▸ Challenge:
Write out each line of the material again, word for word.

══ Supplied material ══

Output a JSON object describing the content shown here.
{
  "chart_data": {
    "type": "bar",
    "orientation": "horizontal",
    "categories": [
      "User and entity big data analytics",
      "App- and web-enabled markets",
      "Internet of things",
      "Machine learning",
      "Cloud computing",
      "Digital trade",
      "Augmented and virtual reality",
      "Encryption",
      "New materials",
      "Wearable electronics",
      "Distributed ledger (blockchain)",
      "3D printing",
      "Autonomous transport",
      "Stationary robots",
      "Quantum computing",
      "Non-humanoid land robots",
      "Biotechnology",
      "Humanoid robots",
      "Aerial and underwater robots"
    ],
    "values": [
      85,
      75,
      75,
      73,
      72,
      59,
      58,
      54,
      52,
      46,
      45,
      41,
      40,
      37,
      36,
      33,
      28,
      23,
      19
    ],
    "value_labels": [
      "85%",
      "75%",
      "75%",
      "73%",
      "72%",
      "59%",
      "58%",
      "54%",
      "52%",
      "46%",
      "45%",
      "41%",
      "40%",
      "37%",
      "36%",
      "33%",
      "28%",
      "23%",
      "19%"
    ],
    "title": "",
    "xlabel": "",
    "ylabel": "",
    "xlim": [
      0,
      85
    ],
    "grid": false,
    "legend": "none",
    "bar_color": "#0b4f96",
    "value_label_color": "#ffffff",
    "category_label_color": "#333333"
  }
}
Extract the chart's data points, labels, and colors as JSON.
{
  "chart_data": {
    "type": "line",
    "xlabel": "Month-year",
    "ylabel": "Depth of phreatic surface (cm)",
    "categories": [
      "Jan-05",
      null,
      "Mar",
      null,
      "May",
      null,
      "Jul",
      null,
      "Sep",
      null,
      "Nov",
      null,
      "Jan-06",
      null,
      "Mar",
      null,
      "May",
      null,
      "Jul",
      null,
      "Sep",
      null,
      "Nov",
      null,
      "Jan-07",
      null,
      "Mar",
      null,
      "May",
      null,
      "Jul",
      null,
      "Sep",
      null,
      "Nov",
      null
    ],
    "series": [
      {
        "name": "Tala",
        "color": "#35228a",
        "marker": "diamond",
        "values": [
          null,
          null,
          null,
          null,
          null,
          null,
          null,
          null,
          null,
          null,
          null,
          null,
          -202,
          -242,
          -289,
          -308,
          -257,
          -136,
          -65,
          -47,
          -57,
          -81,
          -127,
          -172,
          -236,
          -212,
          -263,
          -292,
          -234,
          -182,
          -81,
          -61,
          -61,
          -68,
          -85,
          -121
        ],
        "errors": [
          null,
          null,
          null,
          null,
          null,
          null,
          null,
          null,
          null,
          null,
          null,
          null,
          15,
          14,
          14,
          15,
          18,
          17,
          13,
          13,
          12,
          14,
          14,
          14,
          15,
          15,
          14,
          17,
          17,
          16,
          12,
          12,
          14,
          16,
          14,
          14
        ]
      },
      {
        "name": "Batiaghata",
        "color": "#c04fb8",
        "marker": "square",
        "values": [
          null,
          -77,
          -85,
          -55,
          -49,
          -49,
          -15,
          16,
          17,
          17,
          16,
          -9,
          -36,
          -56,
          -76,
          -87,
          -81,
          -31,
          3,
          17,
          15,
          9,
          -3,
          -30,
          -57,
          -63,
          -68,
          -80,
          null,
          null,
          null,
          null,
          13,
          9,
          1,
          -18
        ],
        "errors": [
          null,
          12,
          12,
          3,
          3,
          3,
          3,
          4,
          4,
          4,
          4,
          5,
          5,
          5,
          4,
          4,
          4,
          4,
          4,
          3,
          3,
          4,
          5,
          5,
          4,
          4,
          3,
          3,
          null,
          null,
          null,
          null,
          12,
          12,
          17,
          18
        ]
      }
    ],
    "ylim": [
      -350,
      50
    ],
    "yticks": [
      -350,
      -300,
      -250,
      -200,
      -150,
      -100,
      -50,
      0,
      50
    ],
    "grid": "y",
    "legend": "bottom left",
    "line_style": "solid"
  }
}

═══

▸ Answer in full:
Output a JSON object describing the content shown here.
{
  "chart_data": {
    "type": "bar",
    "orientation": "horizontal",
    "categories": [
      "User and entity big data analytics",
      "App- and web-enabled markets",
      "Internet of things",
      "Machine learning",
      "Cloud computing",
      "Digital trade",
      "Augmented and virtual reality",
      "Encryption",
      "New materials",
      "Wearable electronics",
      "Distributed ledger (blockchain)",
      "3D printing",
      "Autonomous transport",
      "Stationary robots",
      "Quantum computing",
      "Non-humanoid land robots",
      "Biotechnology",
      "Humanoid robots",
      "Aerial and underwater robots"
    ],
    "values": [
      85,
      75,
      75,
      73,
      72,
      59,
      58,
      54,
      52,
      46,
      45,
      41,
      40,
      37,
      36,
      33,
      28,
      23,
      19
    ],
    "value_labels": [
      "85%",
      "75%",
      "75%",
      "73%",
      "72%",
      "59%",
      "58%",
      "54%",
      "52%",
      "46%",
      "45%",
      "41%",
      "40%",
      "37%",
      "36%",
      "33%",
      "28%",
      "23%",
      "19%"
    ],
    "title": "",
    "xlabel": "",
    "ylabel": "",
    "xlim": [
      0,
      85
    ],
    "grid": false,
    "legend": "none",
    "bar_color": "#0b4f96",
    "value_label_color": "#ffffff",
    "category_label_color": "#333333"
  }
}
Extract the chart's data points, labels, and colors as JSON.
{
  "chart_data": {
    "type": "line",
    "xlabel": "Month-year",
    "ylabel": "Depth of phreatic surface (cm)",
    "categories": [
      "Jan-05",
      null,
      "Mar",
      null,
      "May",
      null,
      "Jul",
      null,
      "Sep",
      null,
      "Nov",
      null,
      "Jan-06",
      null,
      "Mar",
      null,
      "May",
      null,
      "Jul",
      null,
      "Sep",
      null,
      "Nov",
      null,
      "Jan-07",
      null,
      "Mar",
      null,
      "May",
      null,
      "Jul",
      null,
      "Sep",
      null,
      "Nov",
      null
    ],
    "series": [
      {
        "name": "Tala",
        "color": "#35228a",
        "marker": "diamond",
        "values": [
          null,
          null,
          null,
          null,
          null,
          null,
          null,
          null,
          null,
          null,
          null,
          null,
          -202,
          -242,
          -289,
          -308,
          -257,
          -136,
          -65,
          -47,
          -57,
          -81,
          -127,
          -172,
          -236,
          -212,
          -263,
          -292,
          -234,
          -182,
          -81,
          -61,
          -61,
          -68,
          -85,
          -121
        ],
        "errors": [
          null,
          null,
          null,
          null,
          null,
          null,
          null,
          null,
          null,
          null,
          null,
          null,
          15,
          14,
          14,
          15,
          18,
          17,
          13,
          13,
          12,
          14,
          14,
          14,
          15,
          15,
          14,
          17,
          17,
          16,
          12,
          12,
          14,
          16,
          14,
          14
        ]
      },
      {
        "name": "Batiaghata",
        "color": "#c04fb8",
        "marker": "square",
        "values": [
          null,
          -77,
          -85,
          -55,
          -49,
          -49,
          -15,
          16,
          17,
          17,
          16,
          -9,
          -36,
          -56,
          -76,
          -87,
          -81,
          -31,
          3,
          17,
          15,
          9,
          -3,
          -30,
          -57,
          -63,
          -68,
          -80,
          null,
          null,
          null,
          null,
          13,
          9,
          1,
          -18
        ],
        "errors": [
          null,
          12,
          12,
          3,
          3,
          3,
          3,
          4,
          4,
          4,
          4,
          5,
          5,
          5,
          4,
          4,
          4,
          4,
          4,
          3,
          3,
          4,
          5,
          5,
          4,
          4,
          3,
          3,
          null,
          null,
          null,
          null,
          12,
          12,
          17,
          18
        ]
      }
    ],
    "ylim": [
      -350,
      50
    ],
    "yticks": [
      -350,
      -300,
      -250,
      -200,
      -150,
      -100,
      -50,
      0,
      50
    ],
    "grid": "y",
    "legend": "bottom left",
    "line_style": "solid"
  }
}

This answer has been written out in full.